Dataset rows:

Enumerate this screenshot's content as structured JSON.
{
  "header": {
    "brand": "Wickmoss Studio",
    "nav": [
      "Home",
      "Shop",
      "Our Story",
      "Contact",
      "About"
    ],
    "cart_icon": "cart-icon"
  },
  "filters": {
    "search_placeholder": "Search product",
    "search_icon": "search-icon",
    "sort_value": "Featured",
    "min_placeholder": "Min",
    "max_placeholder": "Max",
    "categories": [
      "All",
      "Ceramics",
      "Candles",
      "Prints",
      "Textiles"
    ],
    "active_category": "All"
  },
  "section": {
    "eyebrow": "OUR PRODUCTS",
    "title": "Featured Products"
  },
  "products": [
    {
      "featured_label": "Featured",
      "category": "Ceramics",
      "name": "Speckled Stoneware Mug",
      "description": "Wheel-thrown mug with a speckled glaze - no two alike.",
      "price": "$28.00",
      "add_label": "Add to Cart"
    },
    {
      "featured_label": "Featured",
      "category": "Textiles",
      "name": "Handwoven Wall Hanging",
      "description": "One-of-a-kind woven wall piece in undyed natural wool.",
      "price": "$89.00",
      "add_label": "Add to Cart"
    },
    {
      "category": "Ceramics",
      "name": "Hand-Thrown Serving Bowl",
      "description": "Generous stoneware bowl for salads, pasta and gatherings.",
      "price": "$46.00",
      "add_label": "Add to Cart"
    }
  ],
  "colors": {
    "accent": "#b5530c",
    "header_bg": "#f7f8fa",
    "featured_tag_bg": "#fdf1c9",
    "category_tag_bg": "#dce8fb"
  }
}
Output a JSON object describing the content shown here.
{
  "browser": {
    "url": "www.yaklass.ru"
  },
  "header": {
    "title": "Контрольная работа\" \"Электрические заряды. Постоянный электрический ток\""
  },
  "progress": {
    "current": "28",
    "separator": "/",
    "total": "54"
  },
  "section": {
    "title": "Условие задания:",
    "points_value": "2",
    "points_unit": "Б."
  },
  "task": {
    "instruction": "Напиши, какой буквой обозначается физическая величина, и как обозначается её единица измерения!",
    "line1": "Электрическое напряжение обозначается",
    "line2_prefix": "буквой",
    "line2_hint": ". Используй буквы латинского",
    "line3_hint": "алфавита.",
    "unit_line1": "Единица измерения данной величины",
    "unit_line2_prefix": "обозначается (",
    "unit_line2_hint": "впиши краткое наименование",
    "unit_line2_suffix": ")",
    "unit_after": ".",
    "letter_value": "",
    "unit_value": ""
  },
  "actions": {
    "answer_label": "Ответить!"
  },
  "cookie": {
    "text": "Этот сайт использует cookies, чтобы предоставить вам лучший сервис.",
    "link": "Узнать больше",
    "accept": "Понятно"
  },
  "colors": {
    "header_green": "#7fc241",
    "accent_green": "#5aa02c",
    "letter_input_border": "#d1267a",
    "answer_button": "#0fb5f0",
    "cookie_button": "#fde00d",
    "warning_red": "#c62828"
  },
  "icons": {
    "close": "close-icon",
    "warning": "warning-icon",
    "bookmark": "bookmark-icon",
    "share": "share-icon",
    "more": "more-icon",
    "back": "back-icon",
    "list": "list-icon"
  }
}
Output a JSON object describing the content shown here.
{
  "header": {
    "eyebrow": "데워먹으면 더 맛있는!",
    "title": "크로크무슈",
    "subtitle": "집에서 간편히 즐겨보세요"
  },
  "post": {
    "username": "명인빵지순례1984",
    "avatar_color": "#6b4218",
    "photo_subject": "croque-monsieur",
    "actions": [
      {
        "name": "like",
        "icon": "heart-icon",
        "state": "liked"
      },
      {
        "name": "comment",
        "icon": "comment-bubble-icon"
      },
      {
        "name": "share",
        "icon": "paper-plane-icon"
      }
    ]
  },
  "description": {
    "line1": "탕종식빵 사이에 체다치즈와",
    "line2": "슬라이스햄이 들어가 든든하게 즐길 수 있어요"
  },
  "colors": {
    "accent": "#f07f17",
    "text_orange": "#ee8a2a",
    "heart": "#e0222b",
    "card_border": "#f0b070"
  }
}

Problem to solve
Above are the records. Identify each line that contains the word "eyebrow".

Solution to this exercise
    "eyebrow": "OUR PRODUCTS",
    "eyebrow": "데워먹으면 더 맛있는!",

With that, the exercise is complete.